Items from a figure collection
________

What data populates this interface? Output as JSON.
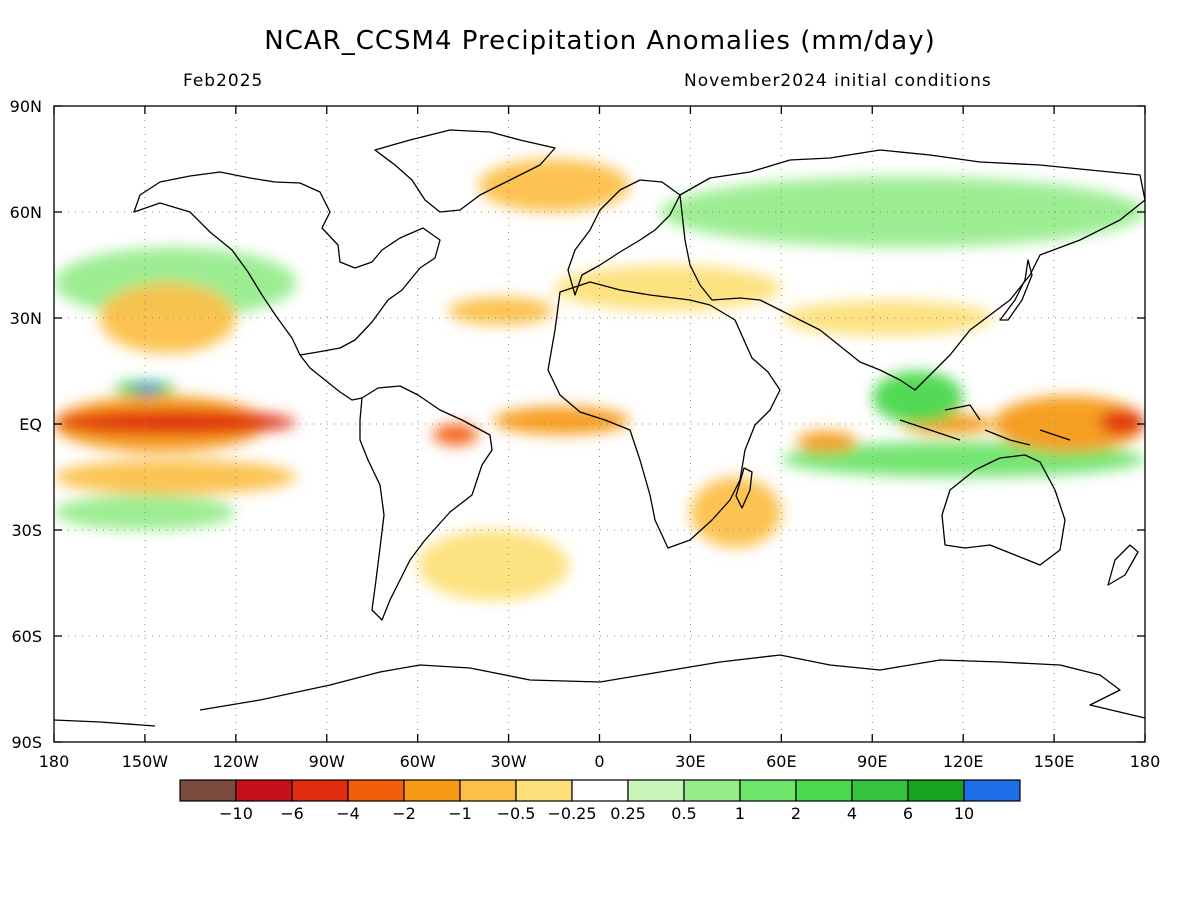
{
  "header": {
    "title": "NCAR_CCSM4 Precipitation Anomalies (mm/day)",
    "valid_month": "Feb2025",
    "init_conditions": "November2024 initial conditions"
  },
  "axes": {
    "lat_ticks": [
      "90N",
      "60N",
      "30N",
      "EQ",
      "30S",
      "60S",
      "90S"
    ],
    "lon_ticks": [
      "180",
      "150W",
      "120W",
      "90W",
      "60W",
      "30W",
      "0",
      "30E",
      "60E",
      "90E",
      "120E",
      "150E",
      "180"
    ]
  },
  "colorbar": {
    "labels": [
      "-10",
      "-6",
      "-4",
      "-2",
      "-1",
      "-0.5",
      "-0.25",
      "0.25",
      "0.5",
      "1",
      "2",
      "4",
      "6",
      "10"
    ],
    "colors": [
      "#7a4b3f",
      "#c8101a",
      "#e02c10",
      "#f25e0a",
      "#f79a14",
      "#fcc04a",
      "#fde07a",
      "#ffffff",
      "#c8f5b8",
      "#97ec8c",
      "#6de46a",
      "#4ad84c",
      "#34c33e",
      "#18a31e",
      "#1e6ee8"
    ]
  },
  "chart_data": {
    "type": "heatmap",
    "title": "NCAR_CCSM4 Precipitation Anomalies (mm/day)",
    "subtitle_left": "Feb2025",
    "subtitle_right": "November2024 initial conditions",
    "xlim": [
      -180,
      180
    ],
    "ylim": [
      -90,
      90
    ],
    "units": "mm/day",
    "levels": [
      -10,
      -6,
      -4,
      -2,
      -1,
      -0.5,
      -0.25,
      0.25,
      0.5,
      1,
      2,
      4,
      6,
      10
    ],
    "anomaly_regions": [
      {
        "lon": [
          -180,
          -100
        ],
        "lat": [
          -3,
          4
        ],
        "value": -6
      },
      {
        "lon": [
          -180,
          -110
        ],
        "lat": [
          -8,
          8
        ],
        "value": -2
      },
      {
        "lon": [
          165,
          180
        ],
        "lat": [
          -3,
          4
        ],
        "value": -6
      },
      {
        "lon": [
          130,
          180
        ],
        "lat": [
          -8,
          8
        ],
        "value": -2
      },
      {
        "lon": [
          -160,
          -140
        ],
        "lat": [
          8,
          12
        ],
        "value": 4
      },
      {
        "lon": [
          -153,
          -145
        ],
        "lat": [
          9,
          11
        ],
        "value": 10
      },
      {
        "lon": [
          -35,
          10
        ],
        "lat": [
          -3,
          5
        ],
        "value": -2
      },
      {
        "lon": [
          -55,
          -40
        ],
        "lat": [
          -6,
          0
        ],
        "value": -4
      },
      {
        "lon": [
          65,
          85
        ],
        "lat": [
          -8,
          -2
        ],
        "value": -2
      },
      {
        "lon": [
          100,
          130
        ],
        "lat": [
          -3,
          3
        ],
        "value": -2
      },
      {
        "lon": [
          60,
          180
        ],
        "lat": [
          -15,
          -5
        ],
        "value": 1
      },
      {
        "lon": [
          90,
          120
        ],
        "lat": [
          0,
          15
        ],
        "value": 2
      },
      {
        "lon": [
          -165,
          -120
        ],
        "lat": [
          20,
          40
        ],
        "value": -1
      },
      {
        "lon": [
          -50,
          -15
        ],
        "lat": [
          28,
          36
        ],
        "value": -1
      },
      {
        "lon": [
          -15,
          60
        ],
        "lat": [
          32,
          45
        ],
        "value": -0.5
      },
      {
        "lon": [
          60,
          130
        ],
        "lat": [
          25,
          35
        ],
        "value": -0.5
      },
      {
        "lon": [
          -40,
          10
        ],
        "lat": [
          60,
          75
        ],
        "value": -1
      },
      {
        "lon": [
          20,
          180
        ],
        "lat": [
          50,
          70
        ],
        "value": 0.5
      },
      {
        "lon": [
          -180,
          -100
        ],
        "lat": [
          30,
          50
        ],
        "value": 0.5
      },
      {
        "lon": [
          -60,
          -10
        ],
        "lat": [
          -50,
          -30
        ],
        "value": -0.5
      },
      {
        "lon": [
          30,
          60
        ],
        "lat": [
          -35,
          -15
        ],
        "value": -1
      },
      {
        "lon": [
          -180,
          180
        ],
        "lat": [
          -65,
          -55
        ],
        "value": -0.25
      },
      {
        "lon": [
          -180,
          -100
        ],
        "lat": [
          -20,
          -10
        ],
        "value": -1
      },
      {
        "lon": [
          -180,
          -120
        ],
        "lat": [
          -30,
          -20
        ],
        "value": 0.5
      }
    ]
  }
}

________

Transcribe the listing in full and omit the pictures.

→ Worked solution:
What data populates this interface? Output as JSON.
{
  "header": {
    "title": "NCAR_CCSM4 Precipitation Anomalies (mm/day)",
    "valid_month": "Feb2025",
    "init_conditions": "November2024 initial conditions"
  },
  "axes": {
    "lat_ticks": [
      "90N",
      "60N",
      "30N",
      "EQ",
      "30S",
      "60S",
      "90S"
    ],
    "lon_ticks": [
      "180",
      "150W",
      "120W",
      "90W",
      "60W",
      "30W",
      "0",
      "30E",
      "60E",
      "90E",
      "120E",
      "150E",
      "180"
    ]
  },
  "colorbar": {
    "labels": [
      "-10",
      "-6",
      "-4",
      "-2",
      "-1",
      "-0.5",
      "-0.25",
      "0.25",
      "0.5",
      "1",
      "2",
      "4",
      "6",
      "10"
    ],
    "colors": [
      "#7a4b3f",
      "#c8101a",
      "#e02c10",
      "#f25e0a",
      "#f79a14",
      "#fcc04a",
      "#fde07a",
      "#ffffff",
      "#c8f5b8",
      "#97ec8c",
      "#6de46a",
      "#4ad84c",
      "#34c33e",
      "#18a31e",
      "#1e6ee8"
    ]
  },
  "chart_data": {
    "type": "heatmap",
    "title": "NCAR_CCSM4 Precipitation Anomalies (mm/day)",
    "subtitle_left": "Feb2025",
    "subtitle_right": "November2024 initial conditions",
    "xlim": [
      -180,
      180
    ],
    "ylim": [
      -90,
      90
    ],
    "units": "mm/day",
    "levels": [
      -10,
      -6,
      -4,
      -2,
      -1,
      -0.5,
      -0.25,
      0.25,
      0.5,
      1,
      2,
      4,
      6,
      10
    ],
    "anomaly_regions": [
      {
        "lon": [
          -180,
          -100
        ],
        "lat": [
          -3,
          4
        ],
        "value": -6
      },
      {
        "lon": [
          -180,
          -110
        ],
        "lat": [
          -8,
          8
        ],
        "value": -2
      },
      {
        "lon": [
          165,
          180
        ],
        "lat": [
          -3,
          4
        ],
        "value": -6
      },
      {
        "lon": [
          130,
          180
        ],
        "lat": [
          -8,
          8
        ],
        "value": -2
      },
      {
        "lon": [
          -160,
          -140
        ],
        "lat": [
          8,
          12
        ],
        "value": 4
      },
      {
        "lon": [
          -153,
          -145
        ],
        "lat": [
          9,
          11
        ],
        "value": 10
      },
      {
        "lon": [
          -35,
          10
        ],
        "lat": [
          -3,
          5
        ],
        "value": -2
      },
      {
        "lon": [
          -55,
          -40
        ],
        "lat": [
          -6,
          0
        ],
        "value": -4
      },
      {
        "lon": [
          65,
          85
        ],
        "lat": [
          -8,
          -2
        ],
        "value": -2
      },
      {
        "lon": [
          100,
          130
        ],
        "lat": [
          -3,
          3
        ],
        "value": -2
      },
      {
        "lon": [
          60,
          180
        ],
        "lat": [
          -15,
          -5
        ],
        "value": 1
      },
      {
        "lon": [
          90,
          120
        ],
        "lat": [
          0,
          15
        ],
        "value": 2
      },
      {
        "lon": [
          -165,
          -120
        ],
        "lat": [
          20,
          40
        ],
        "value": -1
      },
      {
        "lon": [
          -50,
          -15
        ],
        "lat": [
          28,
          36
        ],
        "value": -1
      },
      {
        "lon": [
          -15,
          60
        ],
        "lat": [
          32,
          45
        ],
        "value": -0.5
      },
      {
        "lon": [
          60,
          130
        ],
        "lat": [
          25,
          35
        ],
        "value": -0.5
      },
      {
        "lon": [
          -40,
          10
        ],
        "lat": [
          60,
          75
        ],
        "value": -1
      },
      {
        "lon": [
          20,
          180
        ],
        "lat": [
          50,
          70
        ],
        "value": 0.5
      },
      {
        "lon": [
          -180,
          -100
        ],
        "lat": [
          30,
          50
        ],
        "value": 0.5
      },
      {
        "lon": [
          -60,
          -10
        ],
        "lat": [
          -50,
          -30
        ],
        "value": -0.5
      },
      {
        "lon": [
          30,
          60
        ],
        "lat": [
          -35,
          -15
        ],
        "value": -1
      },
      {
        "lon": [
          -180,
          180
        ],
        "lat": [
          -65,
          -55
        ],
        "value": -0.25
      },
      {
        "lon": [
          -180,
          -100
        ],
        "lat": [
          -20,
          -10
        ],
        "value": -1
      },
      {
        "lon": [
          -180,
          -120
        ],
        "lat": [
          -30,
          -20
        ],
        "value": 0.5
      }
    ]
  }
}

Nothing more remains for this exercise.